* **Requirement 1**
In the datetime module patch, how many insertions and deletions are listed?
* **Requirement 2**
Repeat the datetime module patch word for word, starting at "Proving the latter" and ending at "member, x.s == y.s.".

* **Document passage**
[START]
The astimezone() correctness proof endured much pain to prove what

turned out to be 3 special cases of a single more-general result.
Proving the latter instead is a real simplification.

1 files changed, 43 insertions, 70 deletions

diff --git a/Modules/datetimemodule.c b/Modules/datetimemodule.c
index a64365a..3719a77 100644
--- a/Modules/datetimemodule.c
+++ b/Modules/datetimemodule.c
@@ -5496,7 +5496,7 @@ Now some derived rules, where k is a duration (timedelta).
 1. x.o = x.s + x.d
    This follows from the definition of x.s.
 
-2. If x and y have the same tzinfo member, x.s == y.s.
+2. If x and y have the same tzinfo member, x.s = y.s.
    This is actually a requirement, an assumption we need to make about
    sane tzinfo classes.
 
@@ -5506,7 +5506,7 @@ Now some derived rules, where k is a duration (timedelta).
 4. (x+k).s = x.s
    This follows from #2, and that datimetimetz+timedelta preserves tzinfo.
 
-5. (y+k).n = y.n + k
+5. (x+k).n = x.n + k
    Again follows from how arithmetic is defined.
 
 Now we can explain x.astimezone(tz).  Let's assume it's an interesting case
@@ -5546,12 +5546,22 @@ magnitude less than 24 hours.  For that reason, if y is firmly in std time,
 
 In any case, the new value is
 
-    z.n = y.n + y.o - y.d - x.o
+    z = y + y.o - y.d - x.o                     [4]
 
-If
-    z.n - z.o = x.n - x.o                       [4]
+It's helpful to step back at look at [4] from a higher level:  rewrite it as
 
-then, we have an equivalent time, and are almost done.  The insecurity here is
+    z = (y - x.o) + (y.o - y.d)
+
+(y - x.o).n = [by #5] y.n - x.o = [since y.n=x.n] x.n - x.o = [by #3] x's
+UTC equivalent time.  So the y-x.o part essentially converts x to UTC.  Then
+the y.o-y.d part essentially converts x's UTC equivalent into tz's standard
+time (y.o-y.d=y.s by #1).
+
+At this point, if
+
+    z.n - z.o = x.n - x.o                       [5]
+
+we have an equivalent time, and are almost done.  The insecurity here is
 at the start of daylight time.  Picture US Eastern for concreteness.  The wall
 time jumps from 1:59 to 3:00, and wall hours of the form 2:MM don't make good
 sense then.  A sensible Eastern tzinfo class will consider such a time to be
@@ -5559,79 +5569,42 @@ EDT (because it's "after 2"), which is a redundant spelling of 1:MM EST on the
 day DST starts.  We want to return the 1:MM EST spelling because that's
 the only spelling that makes sense on the local wall clock.
 
-Claim:  When [4] is true, we have "the right" spelling in this endcase.  No
-further adjustment is necessary.
[END]
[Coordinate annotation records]
[START]
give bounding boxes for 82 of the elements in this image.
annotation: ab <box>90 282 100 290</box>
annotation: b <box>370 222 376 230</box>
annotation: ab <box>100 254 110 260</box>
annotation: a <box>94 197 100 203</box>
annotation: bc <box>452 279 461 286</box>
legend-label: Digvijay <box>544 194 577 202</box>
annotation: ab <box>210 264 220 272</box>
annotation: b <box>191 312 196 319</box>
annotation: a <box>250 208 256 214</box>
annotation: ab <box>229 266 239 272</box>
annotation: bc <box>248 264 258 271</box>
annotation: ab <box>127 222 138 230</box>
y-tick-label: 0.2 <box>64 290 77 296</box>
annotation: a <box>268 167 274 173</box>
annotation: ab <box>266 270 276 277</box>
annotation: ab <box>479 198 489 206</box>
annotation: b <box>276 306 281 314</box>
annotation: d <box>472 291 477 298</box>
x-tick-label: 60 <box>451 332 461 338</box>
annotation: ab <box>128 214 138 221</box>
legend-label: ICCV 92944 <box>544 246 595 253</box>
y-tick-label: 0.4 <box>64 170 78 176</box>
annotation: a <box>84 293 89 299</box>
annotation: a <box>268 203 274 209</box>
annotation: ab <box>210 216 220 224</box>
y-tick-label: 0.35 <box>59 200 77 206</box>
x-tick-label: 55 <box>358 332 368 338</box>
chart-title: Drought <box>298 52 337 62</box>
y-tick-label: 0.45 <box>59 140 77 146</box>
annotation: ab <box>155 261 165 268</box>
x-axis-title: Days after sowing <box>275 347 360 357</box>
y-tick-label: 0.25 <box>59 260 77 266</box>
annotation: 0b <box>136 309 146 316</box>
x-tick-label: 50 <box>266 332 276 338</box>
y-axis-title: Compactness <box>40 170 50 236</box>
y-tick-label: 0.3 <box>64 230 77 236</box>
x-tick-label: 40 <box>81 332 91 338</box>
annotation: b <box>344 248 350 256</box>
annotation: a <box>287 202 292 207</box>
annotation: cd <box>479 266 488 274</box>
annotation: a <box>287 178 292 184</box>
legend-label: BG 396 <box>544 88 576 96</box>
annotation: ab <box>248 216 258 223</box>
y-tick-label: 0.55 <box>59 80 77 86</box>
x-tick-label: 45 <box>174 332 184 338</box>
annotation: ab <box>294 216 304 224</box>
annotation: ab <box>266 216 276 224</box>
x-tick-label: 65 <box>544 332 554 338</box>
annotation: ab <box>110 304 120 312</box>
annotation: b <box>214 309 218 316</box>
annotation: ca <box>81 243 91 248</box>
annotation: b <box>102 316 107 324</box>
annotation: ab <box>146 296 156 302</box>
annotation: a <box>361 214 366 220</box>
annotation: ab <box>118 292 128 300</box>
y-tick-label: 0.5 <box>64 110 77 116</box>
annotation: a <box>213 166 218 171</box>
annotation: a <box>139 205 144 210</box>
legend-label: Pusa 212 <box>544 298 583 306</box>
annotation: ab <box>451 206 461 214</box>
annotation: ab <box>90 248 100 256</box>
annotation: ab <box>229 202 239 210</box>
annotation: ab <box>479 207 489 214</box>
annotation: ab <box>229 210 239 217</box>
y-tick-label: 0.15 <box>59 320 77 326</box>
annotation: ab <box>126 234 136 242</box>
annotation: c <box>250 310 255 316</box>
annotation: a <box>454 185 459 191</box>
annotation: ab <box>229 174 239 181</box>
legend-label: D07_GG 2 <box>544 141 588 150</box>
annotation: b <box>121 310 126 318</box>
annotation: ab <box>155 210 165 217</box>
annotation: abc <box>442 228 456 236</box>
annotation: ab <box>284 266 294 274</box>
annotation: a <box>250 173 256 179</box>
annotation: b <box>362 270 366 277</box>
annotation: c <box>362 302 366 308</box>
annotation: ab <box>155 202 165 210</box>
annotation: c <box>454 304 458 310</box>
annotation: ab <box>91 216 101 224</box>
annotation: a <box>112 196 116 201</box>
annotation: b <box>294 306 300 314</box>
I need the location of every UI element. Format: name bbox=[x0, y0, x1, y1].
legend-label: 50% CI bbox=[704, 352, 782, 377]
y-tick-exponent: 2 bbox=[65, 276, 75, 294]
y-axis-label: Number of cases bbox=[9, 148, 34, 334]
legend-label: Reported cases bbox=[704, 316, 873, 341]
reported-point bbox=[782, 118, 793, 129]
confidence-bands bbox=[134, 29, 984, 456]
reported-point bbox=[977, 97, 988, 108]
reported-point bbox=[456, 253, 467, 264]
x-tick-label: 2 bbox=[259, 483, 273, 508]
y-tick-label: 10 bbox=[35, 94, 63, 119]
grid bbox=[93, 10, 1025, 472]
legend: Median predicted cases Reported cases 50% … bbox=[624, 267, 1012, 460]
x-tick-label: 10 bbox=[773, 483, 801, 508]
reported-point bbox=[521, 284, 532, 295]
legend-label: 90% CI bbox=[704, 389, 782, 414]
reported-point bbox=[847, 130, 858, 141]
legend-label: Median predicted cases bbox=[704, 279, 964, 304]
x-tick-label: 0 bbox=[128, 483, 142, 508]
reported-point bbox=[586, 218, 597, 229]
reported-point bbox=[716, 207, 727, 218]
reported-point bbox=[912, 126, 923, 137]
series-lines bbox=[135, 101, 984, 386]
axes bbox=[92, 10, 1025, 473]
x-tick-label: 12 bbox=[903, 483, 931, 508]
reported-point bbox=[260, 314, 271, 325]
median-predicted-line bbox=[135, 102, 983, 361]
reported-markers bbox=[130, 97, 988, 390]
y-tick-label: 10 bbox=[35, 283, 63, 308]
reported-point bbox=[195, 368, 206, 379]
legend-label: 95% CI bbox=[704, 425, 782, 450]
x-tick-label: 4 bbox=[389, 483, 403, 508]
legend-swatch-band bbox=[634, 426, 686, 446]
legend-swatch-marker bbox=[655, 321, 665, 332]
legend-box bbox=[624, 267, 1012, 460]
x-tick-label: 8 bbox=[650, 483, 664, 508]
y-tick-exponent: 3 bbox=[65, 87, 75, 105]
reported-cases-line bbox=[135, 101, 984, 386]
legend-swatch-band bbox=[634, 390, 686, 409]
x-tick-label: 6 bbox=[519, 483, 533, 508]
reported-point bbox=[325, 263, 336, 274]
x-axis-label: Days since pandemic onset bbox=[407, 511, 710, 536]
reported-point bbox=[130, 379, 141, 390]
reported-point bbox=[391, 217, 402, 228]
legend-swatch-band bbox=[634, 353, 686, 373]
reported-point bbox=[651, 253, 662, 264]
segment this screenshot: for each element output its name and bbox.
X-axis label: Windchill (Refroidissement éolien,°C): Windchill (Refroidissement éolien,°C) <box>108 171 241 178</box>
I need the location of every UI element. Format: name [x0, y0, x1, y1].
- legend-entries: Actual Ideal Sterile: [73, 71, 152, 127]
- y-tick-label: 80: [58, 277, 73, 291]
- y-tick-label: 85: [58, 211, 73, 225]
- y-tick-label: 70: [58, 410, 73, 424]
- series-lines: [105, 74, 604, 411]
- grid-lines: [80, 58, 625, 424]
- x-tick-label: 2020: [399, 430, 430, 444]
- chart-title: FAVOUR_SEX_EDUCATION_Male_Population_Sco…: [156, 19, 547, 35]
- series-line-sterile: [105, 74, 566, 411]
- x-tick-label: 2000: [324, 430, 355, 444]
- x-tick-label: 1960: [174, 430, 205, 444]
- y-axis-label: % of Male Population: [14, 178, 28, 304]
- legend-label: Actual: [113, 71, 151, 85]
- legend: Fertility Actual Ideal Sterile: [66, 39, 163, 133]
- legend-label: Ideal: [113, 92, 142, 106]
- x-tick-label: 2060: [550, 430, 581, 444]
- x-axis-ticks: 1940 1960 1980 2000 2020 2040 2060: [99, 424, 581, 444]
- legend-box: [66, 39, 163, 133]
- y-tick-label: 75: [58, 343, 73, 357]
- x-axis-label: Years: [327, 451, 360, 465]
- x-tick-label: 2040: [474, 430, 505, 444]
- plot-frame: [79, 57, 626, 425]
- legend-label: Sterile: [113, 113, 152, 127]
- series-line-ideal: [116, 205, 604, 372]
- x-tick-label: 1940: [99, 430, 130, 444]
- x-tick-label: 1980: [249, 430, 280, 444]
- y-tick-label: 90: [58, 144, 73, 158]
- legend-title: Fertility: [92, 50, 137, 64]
[END]
* **Task solution 1**
43 insertions and 70 deletions.

* **Task solution 2**
Proving the latter instead is a real simplification.

1 files changed, 43 insertions, 70 deletions

diff --git a/Modules/datetimemodule.c b/Modules/datetimemodule.c
index a64365a..3719a77 100644
--- a/Modules/datetimemodule.c
+++ b/Modules/datetimemodule.c
@@ -5496,7 +5496,7 @@ Now some derived rules, where k is a duration (timedelta).
 1. x.o = x.s + x.d
    This follows from the definition of x.s.
 
-2. If x and y have the same tzinfo member, x.s == y.s.